#### [Your goal]
Leave out any pictures and transcribe all other data below exactly.

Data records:

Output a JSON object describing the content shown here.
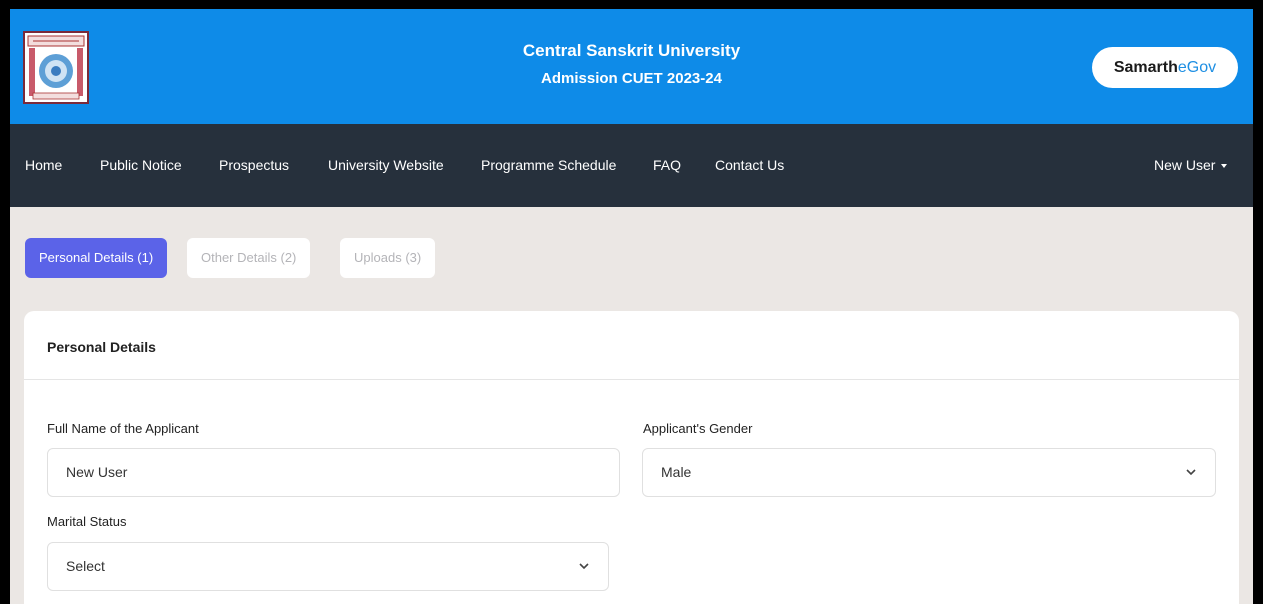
{
  "header": {
    "title": "Central Sanskrit University",
    "subtitle": "Admission CUET 2023-24",
    "brand_part1": "Samarth",
    "brand_part2": "eGov"
  },
  "nav": {
    "items": [
      {
        "label": "Home"
      },
      {
        "label": "Public Notice"
      },
      {
        "label": "Prospectus"
      },
      {
        "label": "University Website"
      },
      {
        "label": "Programme Schedule"
      },
      {
        "label": "FAQ"
      },
      {
        "label": "Contact Us"
      }
    ],
    "user_menu": "New User"
  },
  "steps": [
    {
      "label": "Personal Details",
      "number": "(1)",
      "active": true
    },
    {
      "label": "Other Details",
      "number": "(2)",
      "active": false
    },
    {
      "label": "Uploads",
      "number": "(3)",
      "active": false
    }
  ],
  "form": {
    "section_title": "Personal Details",
    "full_name": {
      "label": "Full Name of the Applicant",
      "value": "New User"
    },
    "gender": {
      "label": "Applicant's Gender",
      "value": "Male"
    },
    "marital_status": {
      "label": "Marital Status",
      "value": "Select"
    }
  },
  "colors": {
    "header_bg": "#0e8be8",
    "nav_bg": "#26303c",
    "step_active": "#5b63e8",
    "page_bg": "#ebe7e4"
  }
}
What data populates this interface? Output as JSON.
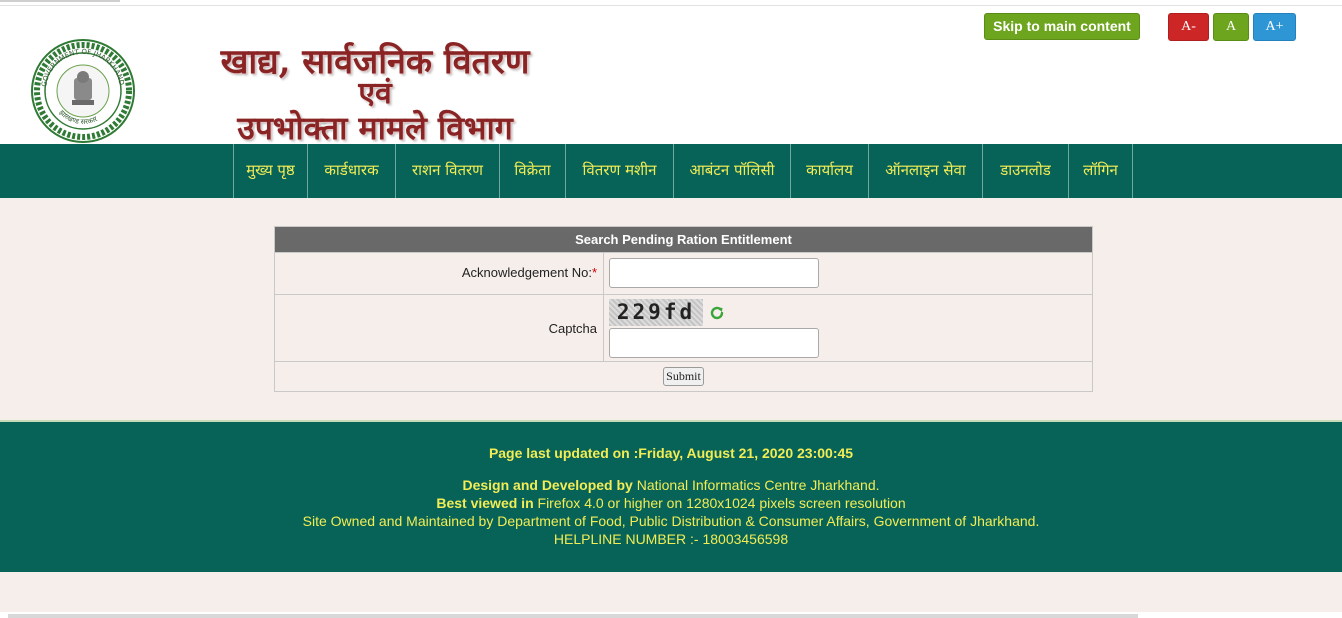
{
  "header": {
    "logo_line1": "खाद्य, सार्वजनिक वितरण",
    "logo_line2": "एवं",
    "logo_line3": "उपभोक्ता मामले विभाग",
    "emblem_top_text": "GOVERNMENT OF JHARKHAND",
    "emblem_bottom_text": "झारखण्ड सरकार",
    "skip_label": "Skip to main content",
    "font_decrease": "A-",
    "font_normal": "A",
    "font_increase": "A+"
  },
  "nav": {
    "items": [
      {
        "label": "मुख्य पृष्ठ"
      },
      {
        "label": "कार्डधारक"
      },
      {
        "label": "राशन वितरण"
      },
      {
        "label": "विक्रेता"
      },
      {
        "label": "वितरण मशीन"
      },
      {
        "label": "आबंटन पॉलिसी"
      },
      {
        "label": "कार्यालय"
      },
      {
        "label": "ऑनलाइन सेवा"
      },
      {
        "label": "डाउनलोड"
      },
      {
        "label": "लॉगिन"
      }
    ]
  },
  "form": {
    "title": "Search Pending Ration Entitlement",
    "ack_label": "Acknowledgement No:",
    "ack_required": "*",
    "ack_value": "",
    "captcha_label": "Captcha",
    "captcha_text": "229fd",
    "captcha_value": "",
    "submit_label": "Submit"
  },
  "footer": {
    "updated_text": "Page last updated on :Friday, August 21, 2020 23:00:45",
    "design_bold": "Design and Developed by",
    "design_text": " National Informatics Centre Jharkhand.",
    "best_bold": "Best viewed in",
    "best_text": " Firefox 4.0 or higher on 1280x1024 pixels screen resolution",
    "owned_text": "Site Owned and Maintained by Department of Food, Public Distribution & Consumer Affairs, Government of Jharkhand.",
    "helpline_text": "HELPLINE NUMBER :- 18003456598"
  },
  "colors": {
    "nav_bg": "#076357",
    "nav_text": "#f2ec55",
    "logo_text": "#8a2424",
    "skip_bg": "#6ea51e",
    "font_minus_bg": "#cd2626",
    "font_plus_bg": "#2f96d6",
    "form_header_bg": "#696969"
  }
}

#### [Answer to the exercise]
Output a JSON object describing the content shown here.
{
  "header": {
    "title": "Central Sanskrit University",
    "subtitle": "Admission CUET 2023-24",
    "brand_part1": "Samarth",
    "brand_part2": "eGov"
  },
  "nav": {
    "items": [
      {
        "label": "Home"
      },
      {
        "label": "Public Notice"
      },
      {
        "label": "Prospectus"
      },
      {
        "label": "University Website"
      },
      {
        "label": "Programme Schedule"
      },
      {
        "label": "FAQ"
      },
      {
        "label": "Contact Us"
      }
    ],
    "user_menu": "New User"
  },
  "steps": [
    {
      "label": "Personal Details",
      "number": "(1)",
      "active": true
    },
    {
      "label": "Other Details",
      "number": "(2)",
      "active": false
    },
    {
      "label": "Uploads",
      "number": "(3)",
      "active": false
    }
  ],
  "form": {
    "section_title": "Personal Details",
    "full_name": {
      "label": "Full Name of the Applicant",
      "value": "New User"
    },
    "gender": {
      "label": "Applicant's Gender",
      "value": "Male"
    },
    "marital_status": {
      "label": "Marital Status",
      "value": "Select"
    }
  },
  "colors": {
    "header_bg": "#0e8be8",
    "nav_bg": "#26303c",
    "step_active": "#5b63e8",
    "page_bg": "#ebe7e4"
  }
}
What data populates this interface? Output as JSON.
{
  "header": {
    "logo_line1": "खाद्य, सार्वजनिक वितरण",
    "logo_line2": "एवं",
    "logo_line3": "उपभोक्ता मामले विभाग",
    "emblem_top_text": "GOVERNMENT OF JHARKHAND",
    "emblem_bottom_text": "झारखण्ड सरकार",
    "skip_label": "Skip to main content",
    "font_decrease": "A-",
    "font_normal": "A",
    "font_increase": "A+"
  },
  "nav": {
    "items": [
      {
        "label": "मुख्य पृष्ठ"
      },
      {
        "label": "कार्डधारक"
      },
      {
        "label": "राशन वितरण"
      },
      {
        "label": "विक्रेता"
      },
      {
        "label": "वितरण मशीन"
      },
      {
        "label": "आबंटन पॉलिसी"
      },
      {
        "label": "कार्यालय"
      },
      {
        "label": "ऑनलाइन सेवा"
      },
      {
        "label": "डाउनलोड"
      },
      {
        "label": "लॉगिन"
      }
    ]
  },
  "form": {
    "title": "Search Pending Ration Entitlement",
    "ack_label": "Acknowledgement No:",
    "ack_required": "*",
    "ack_value": "",
    "captcha_label": "Captcha",
    "captcha_text": "229fd",
    "captcha_value": "",
    "submit_label": "Submit"
  },
  "footer": {
    "updated_text": "Page last updated on :Friday, August 21, 2020 23:00:45",
    "design_bold": "Design and Developed by",
    "design_text": " National Informatics Centre Jharkhand.",
    "best_bold": "Best viewed in",
    "best_text": " Firefox 4.0 or higher on 1280x1024 pixels screen resolution",
    "owned_text": "Site Owned and Maintained by Department of Food, Public Distribution & Consumer Affairs, Government of Jharkhand.",
    "helpline_text": "HELPLINE NUMBER :- 18003456598"
  },
  "colors": {
    "nav_bg": "#076357",
    "nav_text": "#f2ec55",
    "logo_text": "#8a2424",
    "skip_bg": "#6ea51e",
    "font_minus_bg": "#cd2626",
    "font_plus_bg": "#2f96d6",
    "form_header_bg": "#696969"
  }
}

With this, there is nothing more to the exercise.